▶ PROBLEM TO SOLVE
Without the images, write out the whole listing exactly.

[Recorded data]
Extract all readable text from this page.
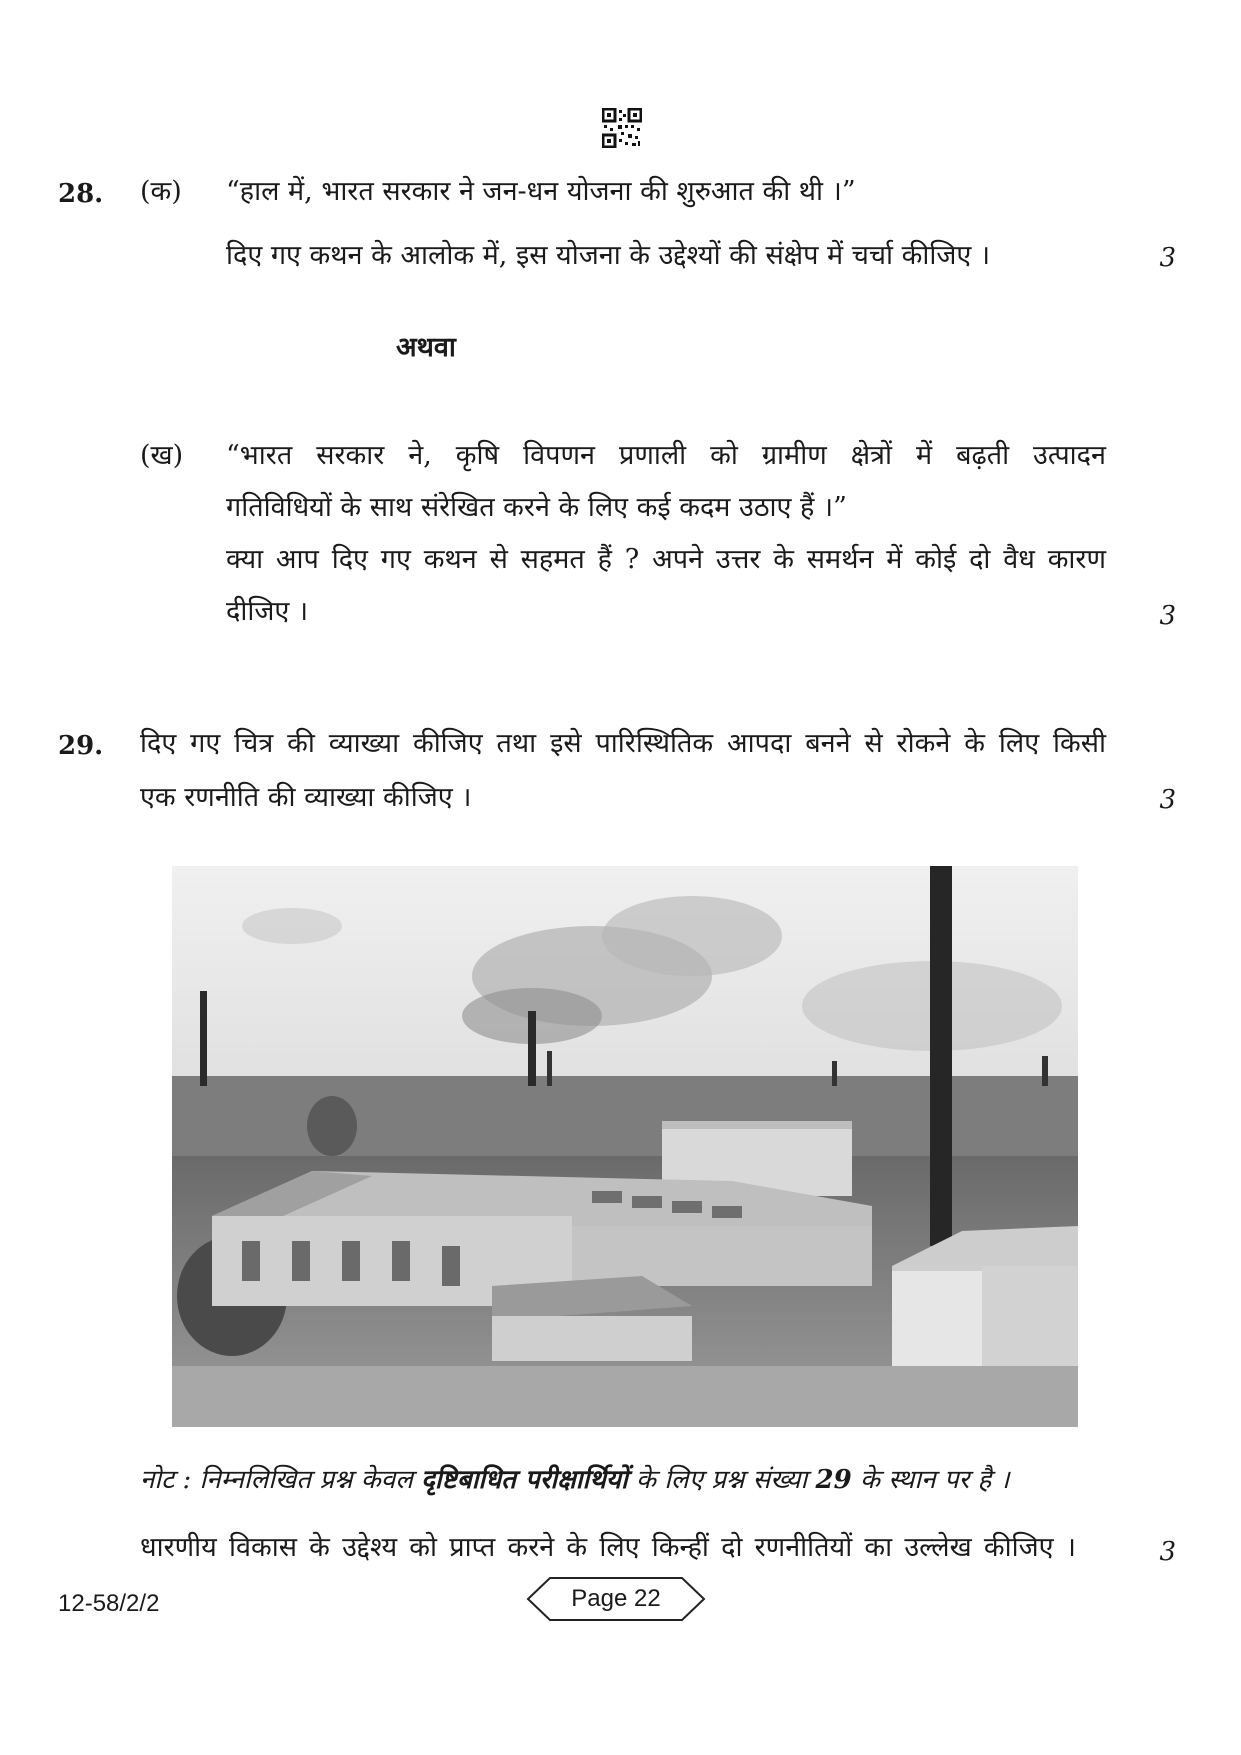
28. (क) “हाल में, भारत सरकार ने जन-धन योजना की शुरुआत की थी ।”
दिए गए कथन के आलोक में, इस योजना के उद्देश्यों की संक्षेप में चर्चा कीजिए ।	3
अथवा
(ख) “भारत सरकार ने, कृषि विपणन प्रणाली को ग्रामीण क्षेत्रों में बढ़ती उत्पादन
गतिविधियों के साथ संरेखित करने के लिए कई कदम उठाए हैं ।”
क्या आप दिए गए कथन से सहमत हैं ? अपने उत्तर के समर्थन में कोई दो वैध कारण
दीजिए ।	3
29. दिए गए चित्र की व्याख्या कीजिए तथा इसे पारिस्थितिक आपदा बनने से रोकने के लिए किसी
एक रणनीति की व्याख्या कीजिए ।	3
नोट : निम्नलिखित प्रश्न केवल दृष्टिबाधित परीक्षार्थियों के लिए प्रश्न संख्या 29 के स्थान पर है ।
धारणीय विकास के उद्देश्य को प्राप्त करने के लिए किन्हीं दो रणनीतियों का उल्लेख कीजिए ।	3
12-58/2/2	Page 22
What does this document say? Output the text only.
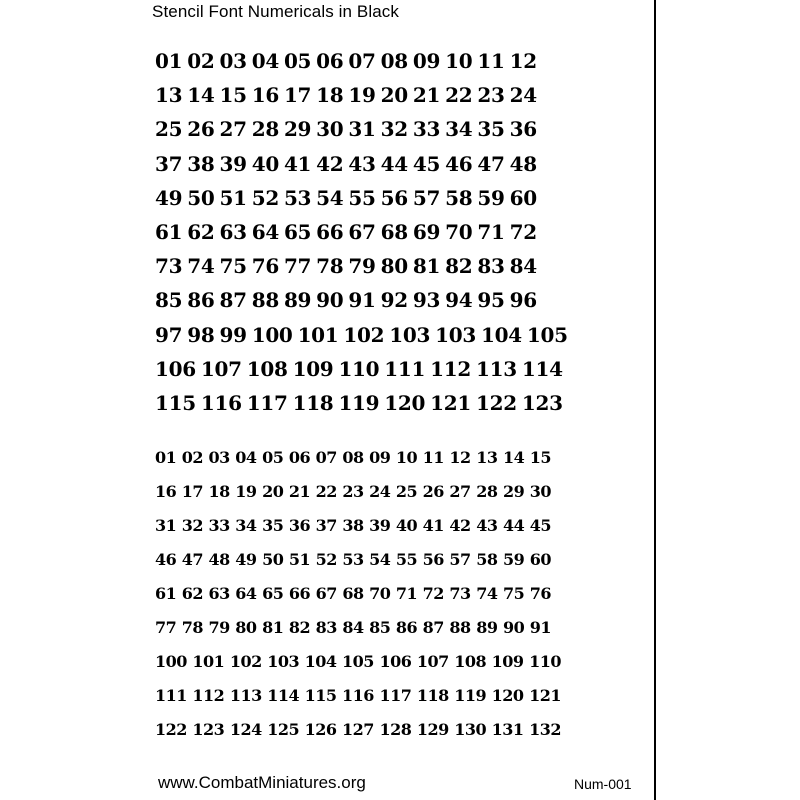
Stencil Font Numericals in Black
01 02 03 04 05 06 07 08 09 10 11 12
13 14 15 16 17 18 19 20 21 22 23 24
25 26 27 28 29 30 31 32 33 34 35 36
37 38 39 40 41 42 43 44 45 46 47 48
49 50 51 52 53 54 55 56 57 58 59 60
61 62 63 64 65 66 67 68 69 70 71 72
73 74 75 76 77 78 79 80 81 82 83 84
85 86 87 88 89 90 91 92 93 94 95 96
97 98 99 100 101 102 103 103 104 105
106 107 108 109 110 111 112 113 114
115 116 117 118 119 120 121 122 123
01 02 03 04 05 06 07 08 09 10 11 12 13 14 15
16 17 18 19 20 21 22 23 24 25 26 27 28 29 30
31 32 33 34 35 36 37 38 39 40 41 42 43 44 45
46 47 48 49 50 51 52 53 54 55 56 57 58 59 60
61 62 63 64 65 66 67 68 70 71 72 73 74 75 76
77 78 79 80 81 82 83 84 85 86 87 88 89 90 91
100 101 102 103 104 105 106 107 108 109 110
111 112 113 114 115 116 117 118 119 120 121
122 123 124 125 126 127 128 129 130 131 132
www.CombatMiniatures.org	Num-001
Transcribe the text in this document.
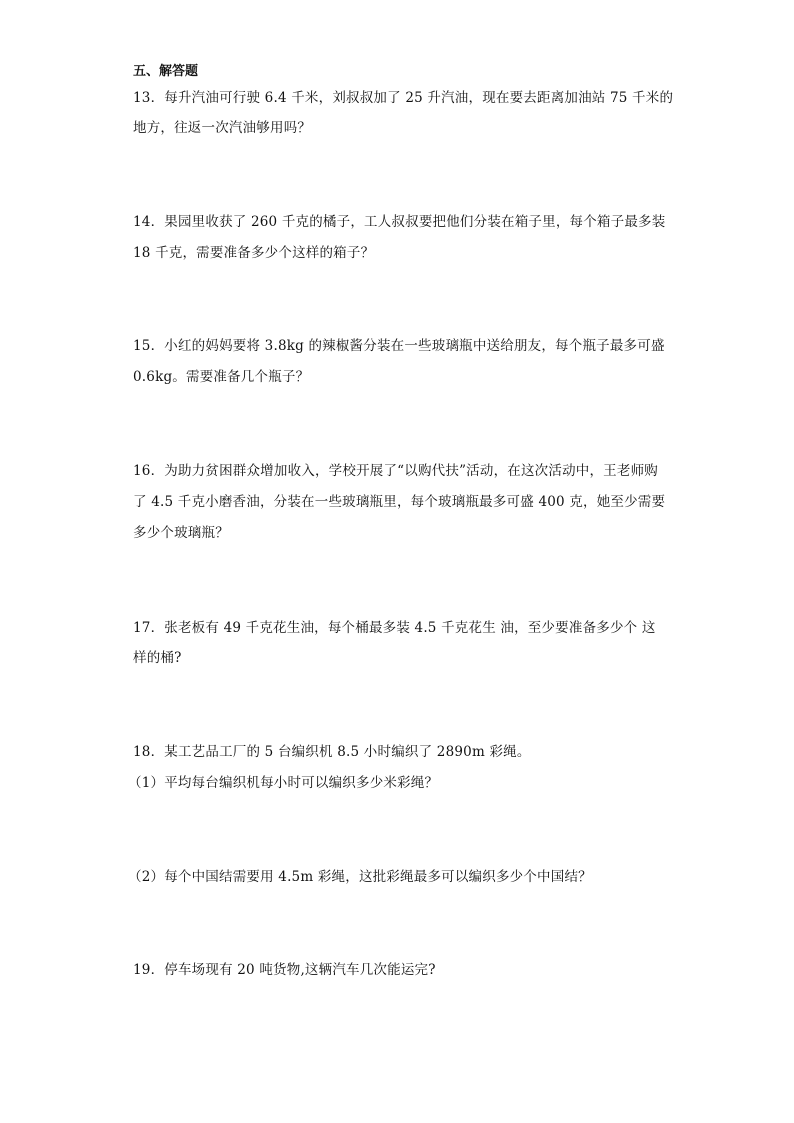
五、解答题
13．每升汽油可行驶 6.4 千米，刘叔叔加了 25 升汽油，现在要去距离加油站 75 千米的
地方，往返一次汽油够用吗？
14．果园里收获了 260 千克的橘子，工人叔叔要把他们分装在箱子里，每个箱子最多装
18 千克，需要准备多少个这样的箱子？
15．小红的妈妈要将 3.8kg 的辣椒酱分装在一些玻璃瓶中送给朋友，每个瓶子最多可盛
0.6kg。需要准备几个瓶子？
16．为助力贫困群众增加收入，学校开展了“以购代扶”活动，在这次活动中，王老师购
了 4.5 千克小磨香油，分装在一些玻璃瓶里，每个玻璃瓶最多可盛 400 克，她至少需要
多少个玻璃瓶？
17．张老板有 49 千克花生油，每个桶最多装 4.5 千克花生 油，至少要准备多少个 这
样的桶?
18．某工艺品工厂的 5 台编织机 8.5 小时编织了 2890m 彩绳。
（1）平均每台编织机每小时可以编织多少米彩绳？
（2）每个中国结需要用 4.5m 彩绳，这批彩绳最多可以编织多少个中国结？
19．停车场现有 20 吨货物,这辆汽车几次能运完?
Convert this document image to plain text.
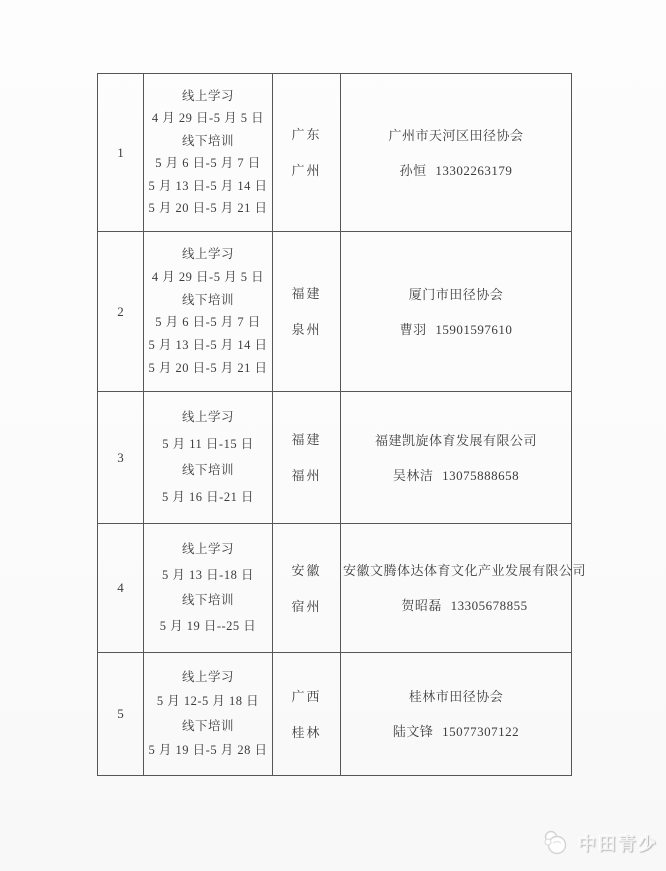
1
线上学习
4 月 29 日-5 月 5 日
线下培训
5 月 6 日-5 月 7 日
5 月 13 日-5 月 14 日
5 月 20 日-5 月 21 日
广东
广州
广州市天河区田径协会
孙恒 13302263179
2
线上学习
4 月 29 日-5 月 5 日
线下培训
5 月 6 日-5 月 7 日
5 月 13 日-5 月 14 日
5 月 20 日-5 月 21 日
福建
泉州
厦门市田径协会
曹羽 15901597610
3
线上学习
5 月 11 日-15 日
线下培训
5 月 16 日-21 日
福建
福州
福建凯旋体育发展有限公司
吴林洁 13075888658
4
线上学习
5 月 13 日-18 日
线下培训
5 月 19 日--25 日
安徽
宿州
安徽文腾体达体育文化产业发展有限公司
贺昭磊 13305678855
5
线上学习
5 月 12-5 月 18 日
线下培训
5 月 19 日-5 月 28 日
广西
桂林
桂林市田径协会
陆文锋 15077307122
中田青少
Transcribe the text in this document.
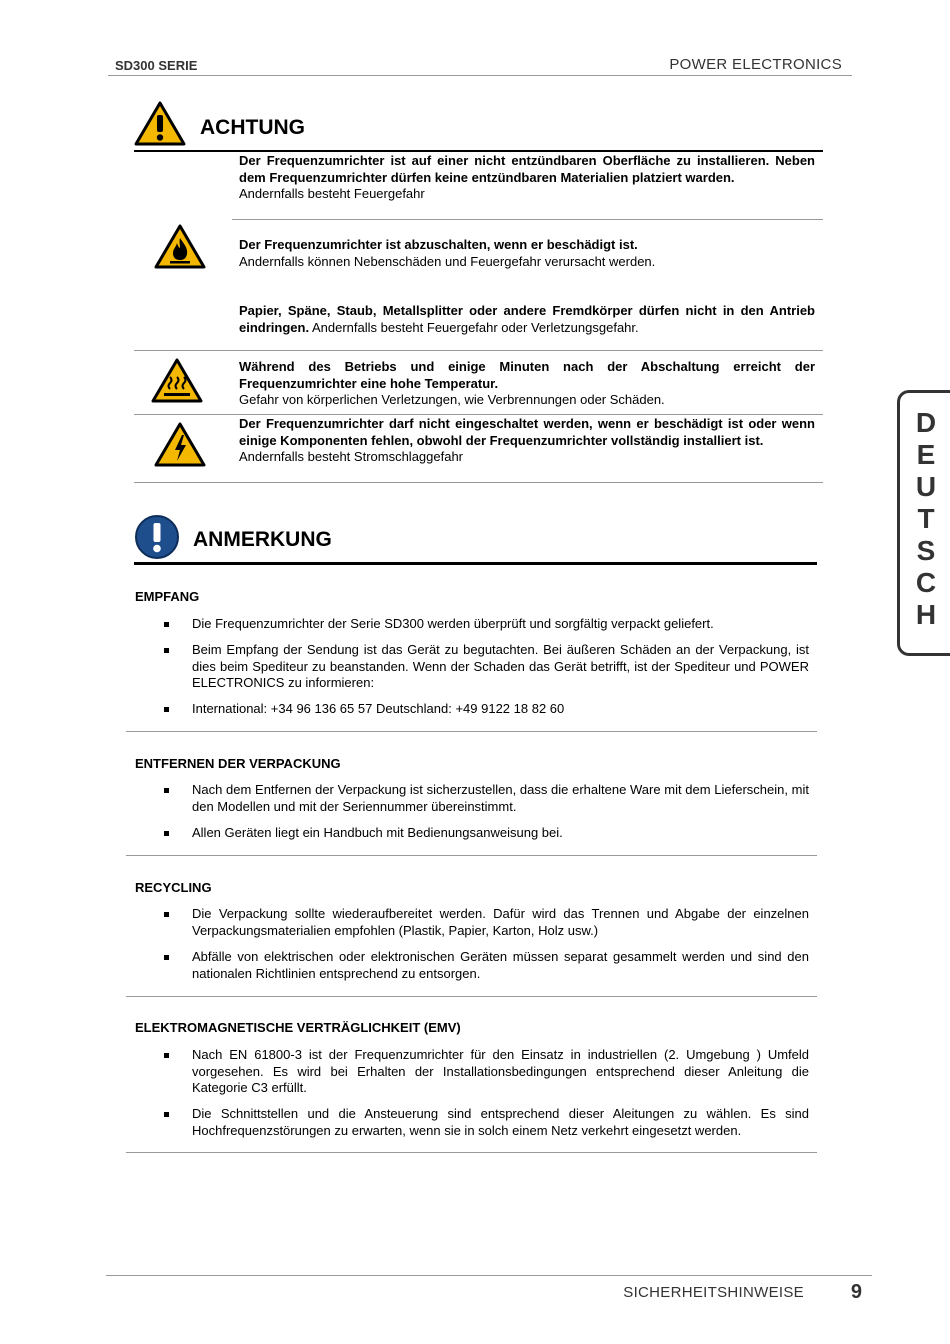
SD300 SERIE	POWER ELECTRONICS
ACHTUNG
Der Frequenzumrichter ist auf einer nicht entzündbaren Oberfläche zu installieren. Neben dem Frequenzumrichter dürfen keine entzündbaren Materialien platziert warden.
Andernfalls besteht Feuergefahr
Der Frequenzumrichter ist abzuschalten, wenn er beschädigt ist.
Andernfalls können Nebenschäden und Feuergefahr verursacht werden.
Papier, Späne, Staub, Metallsplitter oder andere Fremdkörper dürfen nicht in den Antrieb eindringen. Andernfalls besteht Feuergefahr oder Verletzungsgefahr.
Während des Betriebs und einige Minuten nach der Abschaltung erreicht der Frequenzumrichter eine hohe Temperatur.
Gefahr von körperlichen Verletzungen, wie Verbrennungen oder Schäden.
Der Frequenzumrichter darf nicht eingeschaltet werden, wenn er beschädigt ist oder wenn einige Komponenten fehlen, obwohl der Frequenzumrichter vollständig installiert ist.
Andernfalls besteht Stromschlaggefahr
ANMERKUNG
EMPFANG
Die Frequenzumrichter der Serie SD300 werden überprüft und sorgfältig verpackt geliefert.
Beim Empfang der Sendung ist das Gerät zu begutachten. Bei äußeren Schäden an der Verpackung, ist dies beim Spediteur zu beanstanden. Wenn der Schaden das Gerät betrifft, ist der Spediteur und POWER ELECTRONICS zu informieren:
International: +34 96 136 65 57 Deutschland: +49 9122 18 82 60
ENTFERNEN DER VERPACKUNG
Nach dem Entfernen der Verpackung ist sicherzustellen, dass die erhaltene Ware mit dem Lieferschein, mit den Modellen und mit der Seriennummer übereinstimmt.
Allen Geräten liegt ein Handbuch mit Bedienungsanweisung bei.
RECYCLING
Die Verpackung sollte wiederaufbereitet werden. Dafür wird das Trennen und Abgabe der einzelnen Verpackungsmaterialien empfohlen (Plastik, Papier, Karton, Holz usw.)
Abfälle von elektrischen oder elektronischen Geräten müssen separat gesammelt werden und sind den nationalen Richtlinien entsprechend zu entsorgen.
ELEKTROMAGNETISCHE VERTRÄGLICHKEIT (EMV)
Nach EN 61800-3 ist der Frequenzumrichter für den Einsatz in industriellen (2. Umgebung ) Umfeld vorgesehen. Es wird bei Erhalten der Installationsbedingungen entsprechend dieser Anleitung die Kategorie C3 erfüllt.
Die Schnittstellen und die Ansteuerung sind entsprechend dieser Aleitungen zu wählen. Es sind Hochfrequenzstörungen zu erwarten, wenn sie in solch einem Netz verkehrt eingesetzt werden.
D
E
U
T
S
C
H
SICHERHEITSHINWEISE 9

▶ SOLUTION
Extract all readable text from this page.
28. (क) “हाल में, भारत सरकार ने जन-धन योजना की शुरुआत की थी ।”
दिए गए कथन के आलोक में, इस योजना के उद्देश्यों की संक्षेप में चर्चा कीजिए ।	3
अथवा
(ख) “भारत सरकार ने, कृषि विपणन प्रणाली को ग्रामीण क्षेत्रों में बढ़ती उत्पादन
गतिविधियों के साथ संरेखित करने के लिए कई कदम उठाए हैं ।”
क्या आप दिए गए कथन से सहमत हैं ? अपने उत्तर के समर्थन में कोई दो वैध कारण
दीजिए ।	3
29. दिए गए चित्र की व्याख्या कीजिए तथा इसे पारिस्थितिक आपदा बनने से रोकने के लिए किसी
एक रणनीति की व्याख्या कीजिए ।	3
नोट : निम्नलिखित प्रश्न केवल दृष्टिबाधित परीक्षार्थियों के लिए प्रश्न संख्या 29 के स्थान पर है ।
धारणीय विकास के उद्देश्य को प्राप्त करने के लिए किन्हीं दो रणनीतियों का उल्लेख कीजिए ।	3
12-58/2/2	Page 22
What does this document say? Output the text only.
Stencil Font Numericals in Black
01 02 03 04 05 06 07 08 09 10 11 12
13 14 15 16 17 18 19 20 21 22 23 24
25 26 27 28 29 30 31 32 33 34 35 36
37 38 39 40 41 42 43 44 45 46 47 48
49 50 51 52 53 54 55 56 57 58 59 60
61 62 63 64 65 66 67 68 69 70 71 72
73 74 75 76 77 78 79 80 81 82 83 84
85 86 87 88 89 90 91 92 93 94 95 96
97 98 99 100 101 102 103 103 104 105
106 107 108 109 110 111 112 113 114
115 116 117 118 119 120 121 122 123
01 02 03 04 05 06 07 08 09 10 11 12 13 14 15
16 17 18 19 20 21 22 23 24 25 26 27 28 29 30
31 32 33 34 35 36 37 38 39 40 41 42 43 44 45
46 47 48 49 50 51 52 53 54 55 56 57 58 59 60
61 62 63 64 65 66 67 68 70 71 72 73 74 75 76
77 78 79 80 81 82 83 84 85 86 87 88 89 90 91
100 101 102 103 104 105 106 107 108 109 110
111 112 113 114 115 116 117 118 119 120 121
122 123 124 125 126 127 128 129 130 131 132
www.CombatMiniatures.org	Num-001
Transcribe the text in this document.
五、解答题
13．每升汽油可行驶 6.4 千米，刘叔叔加了 25 升汽油，现在要去距离加油站 75 千米的
地方，往返一次汽油够用吗？
14．果园里收获了 260 千克的橘子，工人叔叔要把他们分装在箱子里，每个箱子最多装
18 千克，需要准备多少个这样的箱子？
15．小红的妈妈要将 3.8kg 的辣椒酱分装在一些玻璃瓶中送给朋友，每个瓶子最多可盛
0.6kg。需要准备几个瓶子？
16．为助力贫困群众增加收入，学校开展了“以购代扶”活动，在这次活动中，王老师购
了 4.5 千克小磨香油，分装在一些玻璃瓶里，每个玻璃瓶最多可盛 400 克，她至少需要
多少个玻璃瓶？
17．张老板有 49 千克花生油，每个桶最多装 4.5 千克花生 油，至少要准备多少个 这
样的桶?
18．某工艺品工厂的 5 台编织机 8.5 小时编织了 2890m 彩绳。
（1）平均每台编织机每小时可以编织多少米彩绳？
（2）每个中国结需要用 4.5m 彩绳，这批彩绳最多可以编织多少个中国结？
19．停车场现有 20 吨货物,这辆汽车几次能运完?
Convert this document image to plain text.
1
线上学习
4 月 29 日-5 月 5 日
线下培训
5 月 6 日-5 月 7 日
5 月 13 日-5 月 14 日
5 月 20 日-5 月 21 日
广东
广州
广州市天河区田径协会
孙恒 13302263179
2
线上学习
4 月 29 日-5 月 5 日
线下培训
5 月 6 日-5 月 7 日
5 月 13 日-5 月 14 日
5 月 20 日-5 月 21 日
福建
泉州
厦门市田径协会
曹羽 15901597610
3
线上学习
5 月 11 日-15 日
线下培训
5 月 16 日-21 日
福建
福州
福建凯旋体育发展有限公司
吴林洁 13075888658
4
线上学习
5 月 13 日-18 日
线下培训
5 月 19 日--25 日
安徽
宿州
安徽文腾体达体育文化产业发展有限公司
贺昭磊 13305678855
5
线上学习
5 月 12-5 月 18 日
线下培训
5 月 19 日-5 月 28 日
广西
桂林
桂林市田径协会
陆文锋 15077307122
中田青少
Transcribe the text in this document.
SD300 SERIE	POWER ELECTRONICS
ACHTUNG
Der Frequenzumrichter ist auf einer nicht entzündbaren Oberfläche zu installieren. Neben dem Frequenzumrichter dürfen keine entzündbaren Materialien platziert warden.
Andernfalls besteht Feuergefahr
Der Frequenzumrichter ist abzuschalten, wenn er beschädigt ist.
Andernfalls können Nebenschäden und Feuergefahr verursacht werden.
Papier, Späne, Staub, Metallsplitter oder andere Fremdkörper dürfen nicht in den Antrieb eindringen. Andernfalls besteht Feuergefahr oder Verletzungsgefahr.
Während des Betriebs und einige Minuten nach der Abschaltung erreicht der Frequenzumrichter eine hohe Temperatur.
Gefahr von körperlichen Verletzungen, wie Verbrennungen oder Schäden.
Der Frequenzumrichter darf nicht eingeschaltet werden, wenn er beschädigt ist oder wenn einige Komponenten fehlen, obwohl der Frequenzumrichter vollständig installiert ist.
Andernfalls besteht Stromschlaggefahr
ANMERKUNG
EMPFANG
Die Frequenzumrichter der Serie SD300 werden überprüft und sorgfältig verpackt geliefert.
Beim Empfang der Sendung ist das Gerät zu begutachten. Bei äußeren Schäden an der Verpackung, ist dies beim Spediteur zu beanstanden. Wenn der Schaden das Gerät betrifft, ist der Spediteur und POWER ELECTRONICS zu informieren:
International: +34 96 136 65 57 Deutschland: +49 9122 18 82 60
ENTFERNEN DER VERPACKUNG
Nach dem Entfernen der Verpackung ist sicherzustellen, dass die erhaltene Ware mit dem Lieferschein, mit den Modellen und mit der Seriennummer übereinstimmt.
Allen Geräten liegt ein Handbuch mit Bedienungsanweisung bei.
RECYCLING
Die Verpackung sollte wiederaufbereitet werden. Dafür wird das Trennen und Abgabe der einzelnen Verpackungsmaterialien empfohlen (Plastik, Papier, Karton, Holz usw.)
Abfälle von elektrischen oder elektronischen Geräten müssen separat gesammelt werden und sind den nationalen Richtlinien entsprechend zu entsorgen.
ELEKTROMAGNETISCHE VERTRÄGLICHKEIT (EMV)
Nach EN 61800-3 ist der Frequenzumrichter für den Einsatz in industriellen (2. Umgebung ) Umfeld vorgesehen. Es wird bei Erhalten der Installationsbedingungen entsprechend dieser Anleitung die Kategorie C3 erfüllt.
Die Schnittstellen und die Ansteuerung sind entsprechend dieser Aleitungen zu wählen. Es sind Hochfrequenzstörungen zu erwarten, wenn sie in solch einem Netz verkehrt eingesetzt werden.
D
E
U
T
S
C
H
SICHERHEITSHINWEISE 9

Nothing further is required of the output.